▸ **GIVEN INSTRUCTION**
Across the entries below, how many lines contain the string "voltage"? Give only the count.

--- START OF INFORMATION PROVIDED ---

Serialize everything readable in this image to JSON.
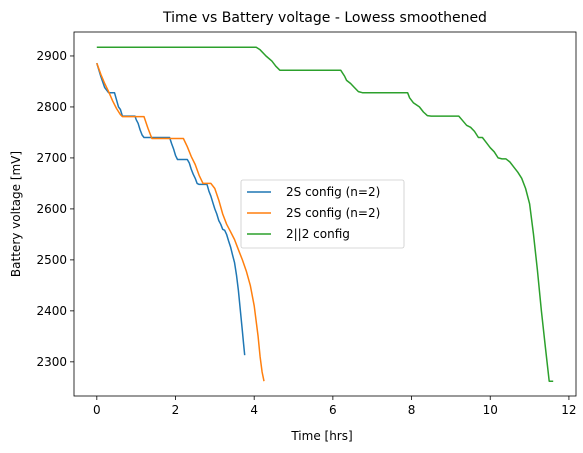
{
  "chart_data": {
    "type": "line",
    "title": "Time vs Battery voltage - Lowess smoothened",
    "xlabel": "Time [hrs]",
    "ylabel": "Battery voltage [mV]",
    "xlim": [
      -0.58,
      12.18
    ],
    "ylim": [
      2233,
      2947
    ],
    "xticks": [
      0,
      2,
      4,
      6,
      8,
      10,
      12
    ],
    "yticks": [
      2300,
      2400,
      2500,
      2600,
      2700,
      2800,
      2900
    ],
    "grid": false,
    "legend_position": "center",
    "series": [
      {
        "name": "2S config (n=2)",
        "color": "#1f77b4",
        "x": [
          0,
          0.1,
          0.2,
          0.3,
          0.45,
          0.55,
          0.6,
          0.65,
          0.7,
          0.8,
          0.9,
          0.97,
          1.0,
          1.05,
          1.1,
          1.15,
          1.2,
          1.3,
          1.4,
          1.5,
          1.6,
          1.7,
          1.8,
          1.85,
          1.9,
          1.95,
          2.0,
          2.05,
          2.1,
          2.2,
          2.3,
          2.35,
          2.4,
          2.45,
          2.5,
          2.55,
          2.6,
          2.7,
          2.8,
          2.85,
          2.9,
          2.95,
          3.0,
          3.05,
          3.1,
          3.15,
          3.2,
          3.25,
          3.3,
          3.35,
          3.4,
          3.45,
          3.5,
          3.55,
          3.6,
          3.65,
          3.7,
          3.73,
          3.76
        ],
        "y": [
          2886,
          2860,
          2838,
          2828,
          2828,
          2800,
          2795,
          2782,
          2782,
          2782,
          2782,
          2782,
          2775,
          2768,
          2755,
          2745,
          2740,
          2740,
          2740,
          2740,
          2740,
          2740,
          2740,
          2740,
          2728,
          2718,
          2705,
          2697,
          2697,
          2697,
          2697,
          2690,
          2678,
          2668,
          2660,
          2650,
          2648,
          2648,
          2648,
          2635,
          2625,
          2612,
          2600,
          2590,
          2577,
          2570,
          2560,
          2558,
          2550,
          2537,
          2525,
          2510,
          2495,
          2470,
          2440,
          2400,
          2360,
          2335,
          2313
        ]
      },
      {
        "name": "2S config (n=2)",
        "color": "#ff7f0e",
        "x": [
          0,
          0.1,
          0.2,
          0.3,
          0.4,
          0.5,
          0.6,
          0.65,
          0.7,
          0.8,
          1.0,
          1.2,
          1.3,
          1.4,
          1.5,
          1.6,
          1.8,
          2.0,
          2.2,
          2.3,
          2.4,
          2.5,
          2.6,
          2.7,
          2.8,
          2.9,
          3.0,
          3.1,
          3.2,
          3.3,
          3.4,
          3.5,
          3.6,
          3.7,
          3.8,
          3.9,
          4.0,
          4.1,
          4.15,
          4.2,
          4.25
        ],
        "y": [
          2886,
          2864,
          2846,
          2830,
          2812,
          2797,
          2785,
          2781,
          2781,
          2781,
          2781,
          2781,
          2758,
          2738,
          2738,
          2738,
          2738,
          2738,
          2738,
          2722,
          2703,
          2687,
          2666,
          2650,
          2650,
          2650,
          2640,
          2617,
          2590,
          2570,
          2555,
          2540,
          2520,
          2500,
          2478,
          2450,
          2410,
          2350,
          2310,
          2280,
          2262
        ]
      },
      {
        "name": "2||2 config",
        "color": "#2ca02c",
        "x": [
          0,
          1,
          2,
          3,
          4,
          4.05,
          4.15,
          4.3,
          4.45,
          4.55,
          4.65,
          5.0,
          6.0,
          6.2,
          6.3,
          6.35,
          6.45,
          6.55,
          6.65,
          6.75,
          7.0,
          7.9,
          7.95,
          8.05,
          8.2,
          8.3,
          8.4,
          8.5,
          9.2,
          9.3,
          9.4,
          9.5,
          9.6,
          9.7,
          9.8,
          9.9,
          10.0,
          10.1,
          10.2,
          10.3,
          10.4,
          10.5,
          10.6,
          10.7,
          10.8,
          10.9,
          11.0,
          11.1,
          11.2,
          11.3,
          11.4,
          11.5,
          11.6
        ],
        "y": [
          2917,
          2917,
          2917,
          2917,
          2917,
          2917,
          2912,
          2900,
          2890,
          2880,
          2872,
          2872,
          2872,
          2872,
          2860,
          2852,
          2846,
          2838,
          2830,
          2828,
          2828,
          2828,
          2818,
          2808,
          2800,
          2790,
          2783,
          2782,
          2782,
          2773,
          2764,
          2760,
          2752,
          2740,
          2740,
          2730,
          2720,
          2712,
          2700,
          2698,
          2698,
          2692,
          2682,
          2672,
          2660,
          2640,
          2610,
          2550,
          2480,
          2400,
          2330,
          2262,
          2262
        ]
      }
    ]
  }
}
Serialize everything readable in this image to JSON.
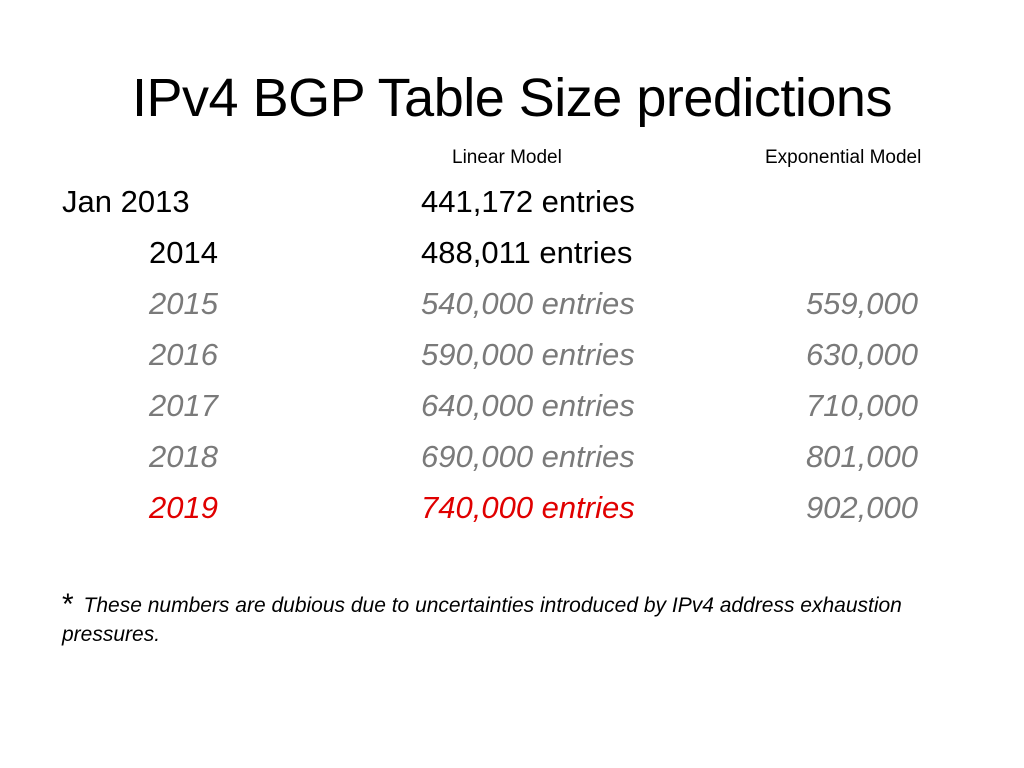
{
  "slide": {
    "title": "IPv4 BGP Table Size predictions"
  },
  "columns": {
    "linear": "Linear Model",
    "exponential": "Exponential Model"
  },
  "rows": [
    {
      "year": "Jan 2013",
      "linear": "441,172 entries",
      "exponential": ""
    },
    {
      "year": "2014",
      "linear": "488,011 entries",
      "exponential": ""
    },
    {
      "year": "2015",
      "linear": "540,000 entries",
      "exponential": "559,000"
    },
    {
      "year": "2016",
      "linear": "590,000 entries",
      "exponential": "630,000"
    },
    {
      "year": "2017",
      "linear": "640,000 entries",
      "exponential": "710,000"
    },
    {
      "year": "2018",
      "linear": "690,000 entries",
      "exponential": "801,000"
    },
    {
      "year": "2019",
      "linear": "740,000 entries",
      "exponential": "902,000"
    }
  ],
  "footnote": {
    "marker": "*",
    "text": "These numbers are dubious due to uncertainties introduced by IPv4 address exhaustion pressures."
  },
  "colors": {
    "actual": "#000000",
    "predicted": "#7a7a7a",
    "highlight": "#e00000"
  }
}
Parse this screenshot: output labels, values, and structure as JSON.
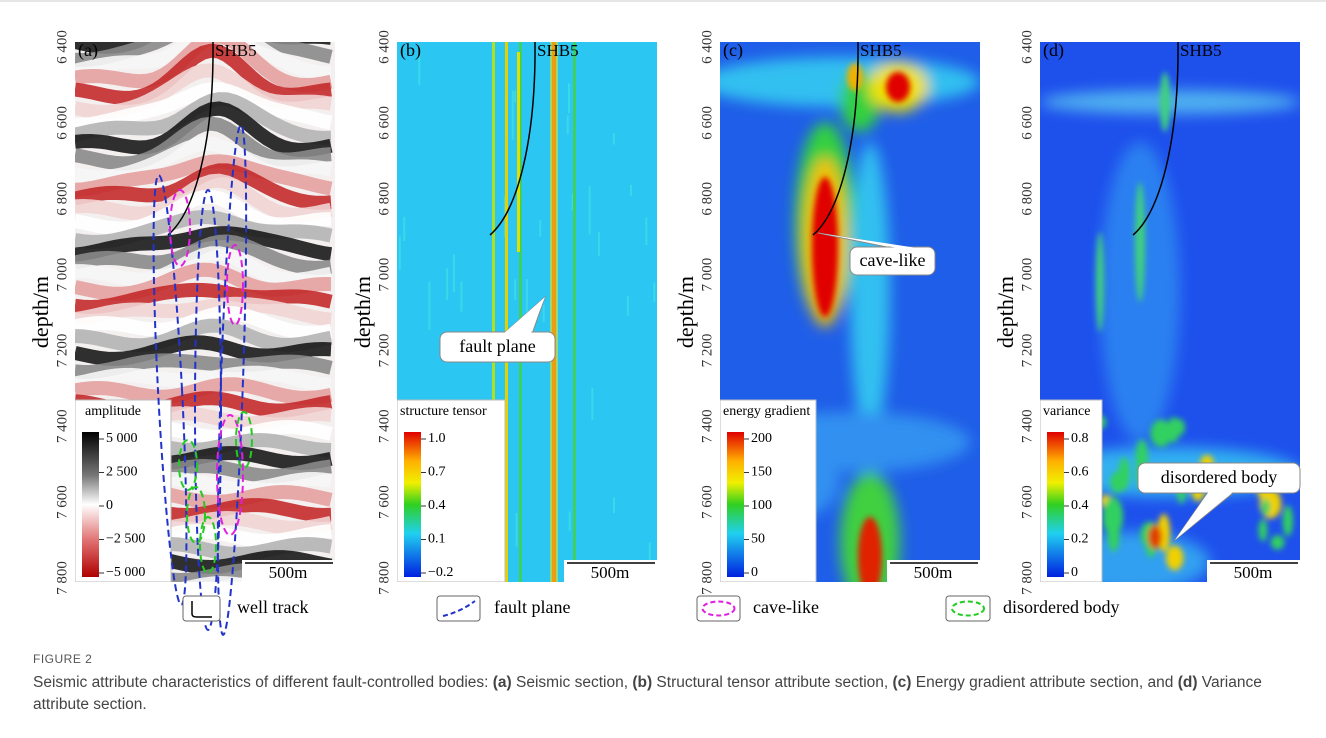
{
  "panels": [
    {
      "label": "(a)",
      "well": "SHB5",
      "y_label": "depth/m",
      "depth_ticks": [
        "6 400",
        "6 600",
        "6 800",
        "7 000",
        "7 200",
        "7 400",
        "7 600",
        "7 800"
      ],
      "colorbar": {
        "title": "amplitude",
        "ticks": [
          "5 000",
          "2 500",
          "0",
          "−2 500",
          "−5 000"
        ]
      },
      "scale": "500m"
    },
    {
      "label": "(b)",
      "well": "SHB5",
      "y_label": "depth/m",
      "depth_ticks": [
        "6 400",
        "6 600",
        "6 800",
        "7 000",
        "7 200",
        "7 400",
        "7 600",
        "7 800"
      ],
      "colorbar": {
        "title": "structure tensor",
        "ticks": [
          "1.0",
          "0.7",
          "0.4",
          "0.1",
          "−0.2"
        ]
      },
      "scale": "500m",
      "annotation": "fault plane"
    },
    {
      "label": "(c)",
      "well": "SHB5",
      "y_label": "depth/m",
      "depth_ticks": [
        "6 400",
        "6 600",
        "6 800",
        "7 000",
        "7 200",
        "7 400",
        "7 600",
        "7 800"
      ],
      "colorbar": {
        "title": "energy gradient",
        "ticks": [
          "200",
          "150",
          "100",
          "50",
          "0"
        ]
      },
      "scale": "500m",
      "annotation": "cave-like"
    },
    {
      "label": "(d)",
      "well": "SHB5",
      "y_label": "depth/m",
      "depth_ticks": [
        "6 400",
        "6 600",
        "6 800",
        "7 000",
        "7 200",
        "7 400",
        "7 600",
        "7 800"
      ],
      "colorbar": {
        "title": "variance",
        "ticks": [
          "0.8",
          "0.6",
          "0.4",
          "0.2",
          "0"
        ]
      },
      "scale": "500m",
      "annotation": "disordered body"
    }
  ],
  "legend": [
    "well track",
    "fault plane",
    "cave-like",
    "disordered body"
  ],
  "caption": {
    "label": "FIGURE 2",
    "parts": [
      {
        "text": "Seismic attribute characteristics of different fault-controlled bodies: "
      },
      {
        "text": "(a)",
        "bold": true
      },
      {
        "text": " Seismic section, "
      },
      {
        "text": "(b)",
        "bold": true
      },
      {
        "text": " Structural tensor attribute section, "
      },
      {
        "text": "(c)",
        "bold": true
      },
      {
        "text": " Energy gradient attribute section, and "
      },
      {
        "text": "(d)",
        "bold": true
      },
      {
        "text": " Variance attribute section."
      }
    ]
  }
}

--- END OF INFORMATION PROVIDED ---

▸ **OUTPUT**
2